WHAT TO WORK ON → Copy out every line of the data that has the word "mündiger" somewhere in it.

Dataset records
--

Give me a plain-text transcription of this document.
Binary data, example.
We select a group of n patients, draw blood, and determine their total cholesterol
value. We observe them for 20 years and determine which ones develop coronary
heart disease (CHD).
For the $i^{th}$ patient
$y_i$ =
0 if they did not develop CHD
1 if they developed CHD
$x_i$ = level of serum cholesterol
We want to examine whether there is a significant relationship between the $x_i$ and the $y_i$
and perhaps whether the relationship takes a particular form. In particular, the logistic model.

--

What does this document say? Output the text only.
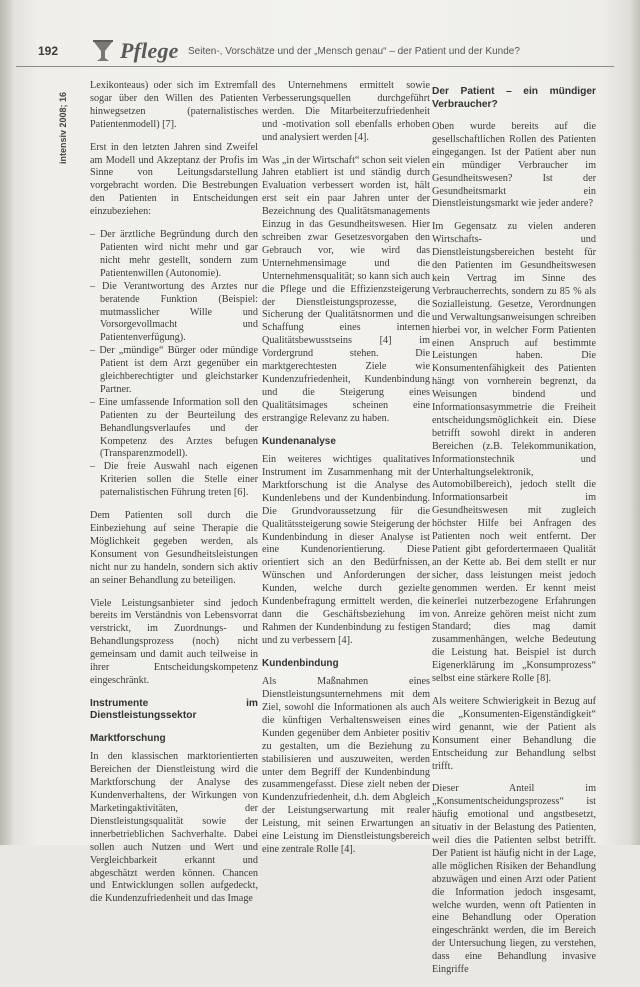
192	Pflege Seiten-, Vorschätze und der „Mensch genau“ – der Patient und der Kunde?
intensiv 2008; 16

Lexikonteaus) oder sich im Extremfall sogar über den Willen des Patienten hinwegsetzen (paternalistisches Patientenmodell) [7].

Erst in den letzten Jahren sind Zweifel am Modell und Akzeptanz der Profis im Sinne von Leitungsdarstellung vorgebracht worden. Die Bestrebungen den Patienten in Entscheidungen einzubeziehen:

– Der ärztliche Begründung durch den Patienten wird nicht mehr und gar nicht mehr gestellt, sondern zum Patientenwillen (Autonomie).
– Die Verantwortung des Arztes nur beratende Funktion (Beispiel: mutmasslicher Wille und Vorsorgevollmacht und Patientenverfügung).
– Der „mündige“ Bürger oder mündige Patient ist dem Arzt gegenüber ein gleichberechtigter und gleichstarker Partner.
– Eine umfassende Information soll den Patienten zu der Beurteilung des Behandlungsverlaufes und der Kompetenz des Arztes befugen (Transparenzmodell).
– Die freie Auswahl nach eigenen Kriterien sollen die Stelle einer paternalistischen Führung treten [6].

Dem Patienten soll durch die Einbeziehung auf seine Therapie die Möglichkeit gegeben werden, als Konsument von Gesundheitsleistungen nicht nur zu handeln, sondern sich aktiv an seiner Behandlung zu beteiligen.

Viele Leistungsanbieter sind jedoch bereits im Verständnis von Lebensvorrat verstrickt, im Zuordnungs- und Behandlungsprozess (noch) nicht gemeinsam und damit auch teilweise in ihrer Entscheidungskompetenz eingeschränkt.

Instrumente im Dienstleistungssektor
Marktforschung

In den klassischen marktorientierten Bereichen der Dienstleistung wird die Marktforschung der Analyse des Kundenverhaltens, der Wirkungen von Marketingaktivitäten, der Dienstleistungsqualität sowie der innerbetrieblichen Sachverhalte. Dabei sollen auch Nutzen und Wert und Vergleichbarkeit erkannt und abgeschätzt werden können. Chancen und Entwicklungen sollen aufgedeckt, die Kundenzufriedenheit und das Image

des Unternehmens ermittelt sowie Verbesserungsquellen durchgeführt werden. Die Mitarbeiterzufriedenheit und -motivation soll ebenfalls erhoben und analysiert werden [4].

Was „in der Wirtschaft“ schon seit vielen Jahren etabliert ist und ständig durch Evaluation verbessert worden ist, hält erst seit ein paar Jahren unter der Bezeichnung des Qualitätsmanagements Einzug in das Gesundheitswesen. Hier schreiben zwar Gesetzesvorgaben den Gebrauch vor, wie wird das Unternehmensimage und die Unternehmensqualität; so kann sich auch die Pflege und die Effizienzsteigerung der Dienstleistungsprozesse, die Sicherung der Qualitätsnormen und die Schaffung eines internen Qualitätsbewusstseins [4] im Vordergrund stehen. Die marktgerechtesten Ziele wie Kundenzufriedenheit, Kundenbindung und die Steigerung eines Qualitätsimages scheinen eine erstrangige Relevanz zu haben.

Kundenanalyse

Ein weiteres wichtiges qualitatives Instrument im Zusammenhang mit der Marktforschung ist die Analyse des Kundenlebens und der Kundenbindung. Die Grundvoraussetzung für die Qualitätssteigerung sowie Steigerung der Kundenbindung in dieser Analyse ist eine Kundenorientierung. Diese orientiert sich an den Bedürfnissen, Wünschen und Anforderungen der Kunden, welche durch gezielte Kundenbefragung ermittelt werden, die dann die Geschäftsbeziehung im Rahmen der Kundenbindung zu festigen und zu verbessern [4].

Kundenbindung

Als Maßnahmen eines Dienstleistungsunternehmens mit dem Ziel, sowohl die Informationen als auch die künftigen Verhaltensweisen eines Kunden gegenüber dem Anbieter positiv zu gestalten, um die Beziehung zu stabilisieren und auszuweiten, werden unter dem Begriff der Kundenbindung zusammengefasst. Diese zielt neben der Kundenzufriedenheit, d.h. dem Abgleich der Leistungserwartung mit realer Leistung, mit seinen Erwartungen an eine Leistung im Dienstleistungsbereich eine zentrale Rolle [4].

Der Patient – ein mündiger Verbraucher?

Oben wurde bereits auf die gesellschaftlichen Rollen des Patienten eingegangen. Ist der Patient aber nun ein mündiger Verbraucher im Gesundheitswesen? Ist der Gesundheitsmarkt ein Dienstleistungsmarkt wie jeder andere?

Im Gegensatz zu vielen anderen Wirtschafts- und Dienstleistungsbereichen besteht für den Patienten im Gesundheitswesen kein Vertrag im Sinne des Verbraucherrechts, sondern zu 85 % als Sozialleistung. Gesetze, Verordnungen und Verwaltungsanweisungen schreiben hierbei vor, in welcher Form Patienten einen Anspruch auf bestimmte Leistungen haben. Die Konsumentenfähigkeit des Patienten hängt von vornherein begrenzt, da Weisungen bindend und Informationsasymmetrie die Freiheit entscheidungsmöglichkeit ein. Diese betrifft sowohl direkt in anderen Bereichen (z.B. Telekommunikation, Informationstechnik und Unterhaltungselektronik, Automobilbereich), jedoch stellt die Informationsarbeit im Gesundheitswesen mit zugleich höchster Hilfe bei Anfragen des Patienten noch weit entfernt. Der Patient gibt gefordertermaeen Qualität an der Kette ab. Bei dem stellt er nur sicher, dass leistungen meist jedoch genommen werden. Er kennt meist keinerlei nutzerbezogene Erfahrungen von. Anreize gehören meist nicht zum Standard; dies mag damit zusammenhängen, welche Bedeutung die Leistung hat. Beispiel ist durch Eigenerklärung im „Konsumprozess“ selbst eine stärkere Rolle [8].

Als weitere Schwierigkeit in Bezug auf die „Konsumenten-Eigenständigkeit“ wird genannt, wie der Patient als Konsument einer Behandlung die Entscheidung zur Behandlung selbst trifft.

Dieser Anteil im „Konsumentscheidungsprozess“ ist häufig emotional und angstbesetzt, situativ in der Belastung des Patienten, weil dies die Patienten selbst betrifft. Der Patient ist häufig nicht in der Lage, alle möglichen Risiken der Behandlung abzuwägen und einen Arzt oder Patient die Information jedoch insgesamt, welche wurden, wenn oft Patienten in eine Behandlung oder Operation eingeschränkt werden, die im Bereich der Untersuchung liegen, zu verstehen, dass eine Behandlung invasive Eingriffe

--

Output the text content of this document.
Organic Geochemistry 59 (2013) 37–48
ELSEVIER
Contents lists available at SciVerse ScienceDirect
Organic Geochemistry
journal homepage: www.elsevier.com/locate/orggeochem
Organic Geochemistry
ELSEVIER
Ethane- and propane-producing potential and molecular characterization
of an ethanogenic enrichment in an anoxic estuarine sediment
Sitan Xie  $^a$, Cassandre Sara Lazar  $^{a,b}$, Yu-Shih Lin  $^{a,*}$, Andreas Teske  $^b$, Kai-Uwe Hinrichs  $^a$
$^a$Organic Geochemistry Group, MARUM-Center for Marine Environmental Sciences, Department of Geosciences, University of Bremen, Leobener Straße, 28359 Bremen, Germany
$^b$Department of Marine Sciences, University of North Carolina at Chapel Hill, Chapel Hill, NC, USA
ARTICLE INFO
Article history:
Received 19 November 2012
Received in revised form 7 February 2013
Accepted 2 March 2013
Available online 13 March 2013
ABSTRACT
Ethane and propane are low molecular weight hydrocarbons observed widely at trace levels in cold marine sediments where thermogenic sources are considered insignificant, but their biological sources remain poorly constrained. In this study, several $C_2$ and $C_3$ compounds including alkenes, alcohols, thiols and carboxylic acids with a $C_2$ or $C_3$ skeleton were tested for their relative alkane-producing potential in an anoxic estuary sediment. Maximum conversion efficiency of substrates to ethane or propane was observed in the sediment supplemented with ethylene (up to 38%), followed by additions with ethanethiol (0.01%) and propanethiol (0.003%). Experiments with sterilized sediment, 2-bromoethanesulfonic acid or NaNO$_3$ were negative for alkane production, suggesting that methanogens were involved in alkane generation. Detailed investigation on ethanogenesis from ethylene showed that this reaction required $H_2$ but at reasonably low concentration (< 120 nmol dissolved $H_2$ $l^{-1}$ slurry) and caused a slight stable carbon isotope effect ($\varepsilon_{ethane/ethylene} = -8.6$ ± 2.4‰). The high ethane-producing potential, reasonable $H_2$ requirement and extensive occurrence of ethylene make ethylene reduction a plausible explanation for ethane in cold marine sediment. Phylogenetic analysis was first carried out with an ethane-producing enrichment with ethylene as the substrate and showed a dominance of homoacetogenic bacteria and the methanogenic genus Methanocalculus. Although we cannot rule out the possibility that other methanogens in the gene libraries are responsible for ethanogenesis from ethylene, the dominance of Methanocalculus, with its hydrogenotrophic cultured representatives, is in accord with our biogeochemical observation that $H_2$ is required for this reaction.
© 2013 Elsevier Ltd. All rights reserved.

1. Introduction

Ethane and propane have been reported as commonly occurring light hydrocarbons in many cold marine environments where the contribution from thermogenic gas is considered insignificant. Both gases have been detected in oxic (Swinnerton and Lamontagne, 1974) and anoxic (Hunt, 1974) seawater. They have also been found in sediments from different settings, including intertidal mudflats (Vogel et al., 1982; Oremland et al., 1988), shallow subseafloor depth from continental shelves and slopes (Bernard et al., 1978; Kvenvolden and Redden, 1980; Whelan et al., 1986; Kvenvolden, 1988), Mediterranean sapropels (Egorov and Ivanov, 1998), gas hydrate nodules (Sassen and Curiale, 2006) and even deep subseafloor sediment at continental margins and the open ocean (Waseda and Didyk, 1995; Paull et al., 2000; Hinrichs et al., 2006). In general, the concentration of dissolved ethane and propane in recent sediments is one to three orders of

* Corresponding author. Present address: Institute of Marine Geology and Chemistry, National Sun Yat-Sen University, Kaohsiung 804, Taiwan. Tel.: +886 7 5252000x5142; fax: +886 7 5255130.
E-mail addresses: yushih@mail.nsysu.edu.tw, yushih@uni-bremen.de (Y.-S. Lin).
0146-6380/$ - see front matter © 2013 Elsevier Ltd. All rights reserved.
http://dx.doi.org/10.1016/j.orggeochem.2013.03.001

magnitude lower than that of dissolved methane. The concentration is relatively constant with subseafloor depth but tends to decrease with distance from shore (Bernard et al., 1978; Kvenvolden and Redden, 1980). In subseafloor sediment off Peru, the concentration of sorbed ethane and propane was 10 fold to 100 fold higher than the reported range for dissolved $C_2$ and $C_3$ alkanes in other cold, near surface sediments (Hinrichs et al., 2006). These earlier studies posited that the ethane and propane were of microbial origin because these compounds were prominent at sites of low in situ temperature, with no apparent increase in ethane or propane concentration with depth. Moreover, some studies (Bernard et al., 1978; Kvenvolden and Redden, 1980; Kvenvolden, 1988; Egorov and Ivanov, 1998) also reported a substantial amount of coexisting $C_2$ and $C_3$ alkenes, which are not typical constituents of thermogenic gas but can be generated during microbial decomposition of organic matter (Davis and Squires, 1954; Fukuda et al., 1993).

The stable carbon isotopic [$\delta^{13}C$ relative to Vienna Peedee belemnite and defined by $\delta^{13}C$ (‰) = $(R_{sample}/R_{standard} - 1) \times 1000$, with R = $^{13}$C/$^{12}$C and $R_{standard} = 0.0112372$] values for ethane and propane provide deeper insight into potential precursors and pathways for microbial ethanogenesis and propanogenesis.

--

PROBLEM SOLUTION →
Der Patient – ein mündiger Verbraucher?
Oben wurde bereits auf die gesellschaftlichen Rollen des Patienten eingegangen. Ist der Patient aber nun ein mündiger Verbraucher im Gesundheitswesen? Ist der Gesundheitsmarkt ein Dienstleistungsmarkt wie jeder andere?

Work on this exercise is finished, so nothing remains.